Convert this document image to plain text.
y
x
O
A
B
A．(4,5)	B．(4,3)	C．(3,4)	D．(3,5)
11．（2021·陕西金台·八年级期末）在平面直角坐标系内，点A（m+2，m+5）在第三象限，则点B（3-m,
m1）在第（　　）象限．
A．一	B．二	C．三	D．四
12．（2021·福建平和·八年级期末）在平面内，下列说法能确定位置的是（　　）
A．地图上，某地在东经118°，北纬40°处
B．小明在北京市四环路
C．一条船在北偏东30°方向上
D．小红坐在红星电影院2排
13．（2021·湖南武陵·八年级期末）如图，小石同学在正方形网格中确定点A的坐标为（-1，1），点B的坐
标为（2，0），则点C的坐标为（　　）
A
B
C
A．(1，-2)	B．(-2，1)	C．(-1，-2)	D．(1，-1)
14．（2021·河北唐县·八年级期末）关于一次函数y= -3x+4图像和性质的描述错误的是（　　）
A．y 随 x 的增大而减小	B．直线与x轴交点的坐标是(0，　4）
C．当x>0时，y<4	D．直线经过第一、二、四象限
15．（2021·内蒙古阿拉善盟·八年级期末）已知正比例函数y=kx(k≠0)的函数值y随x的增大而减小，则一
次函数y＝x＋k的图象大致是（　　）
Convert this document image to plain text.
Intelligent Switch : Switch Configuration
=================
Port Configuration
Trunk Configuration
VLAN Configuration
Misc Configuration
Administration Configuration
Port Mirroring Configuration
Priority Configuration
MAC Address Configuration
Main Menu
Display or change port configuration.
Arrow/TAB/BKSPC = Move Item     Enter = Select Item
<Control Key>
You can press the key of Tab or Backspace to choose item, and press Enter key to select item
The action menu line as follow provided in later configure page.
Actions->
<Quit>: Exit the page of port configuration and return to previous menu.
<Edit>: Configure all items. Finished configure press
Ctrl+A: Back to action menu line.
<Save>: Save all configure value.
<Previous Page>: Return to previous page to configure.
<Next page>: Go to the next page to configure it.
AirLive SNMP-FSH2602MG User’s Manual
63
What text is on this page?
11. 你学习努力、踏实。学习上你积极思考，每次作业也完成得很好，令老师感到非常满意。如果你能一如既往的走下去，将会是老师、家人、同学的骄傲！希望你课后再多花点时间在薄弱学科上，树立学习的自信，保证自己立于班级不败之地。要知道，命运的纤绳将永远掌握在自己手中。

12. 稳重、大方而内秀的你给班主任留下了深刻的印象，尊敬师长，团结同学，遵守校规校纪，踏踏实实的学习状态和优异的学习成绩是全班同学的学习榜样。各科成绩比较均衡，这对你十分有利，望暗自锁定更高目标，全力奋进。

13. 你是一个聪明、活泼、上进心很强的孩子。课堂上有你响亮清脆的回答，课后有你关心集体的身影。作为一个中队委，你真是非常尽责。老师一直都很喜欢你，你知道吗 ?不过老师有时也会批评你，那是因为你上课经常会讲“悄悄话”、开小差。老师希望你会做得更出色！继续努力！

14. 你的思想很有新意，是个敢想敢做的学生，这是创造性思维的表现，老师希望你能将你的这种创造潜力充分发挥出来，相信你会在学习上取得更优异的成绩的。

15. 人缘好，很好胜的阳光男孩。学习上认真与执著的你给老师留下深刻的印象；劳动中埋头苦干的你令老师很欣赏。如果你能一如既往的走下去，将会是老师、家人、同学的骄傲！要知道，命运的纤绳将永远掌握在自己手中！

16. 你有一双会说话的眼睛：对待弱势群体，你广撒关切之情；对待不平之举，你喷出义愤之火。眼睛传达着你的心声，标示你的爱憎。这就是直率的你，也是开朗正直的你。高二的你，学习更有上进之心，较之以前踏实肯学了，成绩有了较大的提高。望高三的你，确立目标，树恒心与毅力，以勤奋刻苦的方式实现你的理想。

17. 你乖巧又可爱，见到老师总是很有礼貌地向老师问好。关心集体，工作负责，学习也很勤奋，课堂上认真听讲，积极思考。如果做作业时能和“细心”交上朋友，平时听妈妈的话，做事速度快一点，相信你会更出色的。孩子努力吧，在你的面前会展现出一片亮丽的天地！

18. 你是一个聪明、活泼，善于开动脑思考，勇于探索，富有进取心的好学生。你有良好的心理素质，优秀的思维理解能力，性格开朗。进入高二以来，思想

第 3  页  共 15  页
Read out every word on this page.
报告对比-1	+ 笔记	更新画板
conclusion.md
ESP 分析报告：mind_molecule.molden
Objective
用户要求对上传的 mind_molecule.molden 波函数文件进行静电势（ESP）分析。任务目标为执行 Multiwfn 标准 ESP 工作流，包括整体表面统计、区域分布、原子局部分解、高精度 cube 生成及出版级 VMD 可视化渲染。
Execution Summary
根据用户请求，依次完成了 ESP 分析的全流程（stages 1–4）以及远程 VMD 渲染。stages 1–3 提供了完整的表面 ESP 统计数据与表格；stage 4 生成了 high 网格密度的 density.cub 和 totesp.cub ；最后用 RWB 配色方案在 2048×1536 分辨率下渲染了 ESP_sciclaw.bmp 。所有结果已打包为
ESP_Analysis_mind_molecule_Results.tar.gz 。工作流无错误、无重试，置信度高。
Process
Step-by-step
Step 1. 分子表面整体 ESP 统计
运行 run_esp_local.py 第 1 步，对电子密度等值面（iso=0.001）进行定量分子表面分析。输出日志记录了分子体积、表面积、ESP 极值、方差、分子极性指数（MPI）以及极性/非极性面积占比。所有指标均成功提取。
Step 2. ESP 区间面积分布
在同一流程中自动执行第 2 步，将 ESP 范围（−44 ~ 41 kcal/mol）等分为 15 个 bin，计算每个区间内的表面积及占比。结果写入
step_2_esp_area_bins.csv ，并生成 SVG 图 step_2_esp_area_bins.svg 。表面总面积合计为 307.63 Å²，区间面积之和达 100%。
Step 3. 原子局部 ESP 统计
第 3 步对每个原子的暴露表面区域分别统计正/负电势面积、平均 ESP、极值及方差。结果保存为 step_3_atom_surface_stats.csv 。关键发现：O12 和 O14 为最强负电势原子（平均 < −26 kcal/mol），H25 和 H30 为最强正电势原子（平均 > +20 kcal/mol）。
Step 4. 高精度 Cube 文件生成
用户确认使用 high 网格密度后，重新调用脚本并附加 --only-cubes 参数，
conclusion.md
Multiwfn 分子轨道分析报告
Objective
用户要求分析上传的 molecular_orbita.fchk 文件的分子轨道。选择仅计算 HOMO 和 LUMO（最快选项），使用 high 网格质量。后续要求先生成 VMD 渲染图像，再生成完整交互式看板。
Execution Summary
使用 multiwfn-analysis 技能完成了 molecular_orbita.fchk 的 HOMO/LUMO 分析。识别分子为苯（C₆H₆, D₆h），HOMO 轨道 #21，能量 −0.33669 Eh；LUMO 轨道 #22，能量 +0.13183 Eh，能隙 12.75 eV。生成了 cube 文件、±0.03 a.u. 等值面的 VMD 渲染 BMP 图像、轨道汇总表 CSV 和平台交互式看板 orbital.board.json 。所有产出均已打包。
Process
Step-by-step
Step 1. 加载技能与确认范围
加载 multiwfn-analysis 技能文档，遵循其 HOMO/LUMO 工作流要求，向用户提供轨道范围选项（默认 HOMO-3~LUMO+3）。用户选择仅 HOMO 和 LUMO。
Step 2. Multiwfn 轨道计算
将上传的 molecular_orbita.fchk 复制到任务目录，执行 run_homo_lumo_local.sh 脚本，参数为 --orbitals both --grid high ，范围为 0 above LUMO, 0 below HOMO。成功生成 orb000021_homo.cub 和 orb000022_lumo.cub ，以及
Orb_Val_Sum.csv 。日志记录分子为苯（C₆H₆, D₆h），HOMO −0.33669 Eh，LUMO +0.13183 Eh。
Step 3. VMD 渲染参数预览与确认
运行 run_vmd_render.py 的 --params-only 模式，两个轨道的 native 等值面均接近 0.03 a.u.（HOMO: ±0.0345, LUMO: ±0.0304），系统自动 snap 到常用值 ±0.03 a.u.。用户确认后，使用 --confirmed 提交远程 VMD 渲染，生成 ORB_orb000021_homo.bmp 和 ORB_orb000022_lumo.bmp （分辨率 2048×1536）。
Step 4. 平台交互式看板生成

### Exercise task
Copy out each line in the preceding records that contains "previous".

### Answer in full
<Quit>: Exit the page of port configuration and return to previous menu.
<Previous Page>: Return to previous page to configure.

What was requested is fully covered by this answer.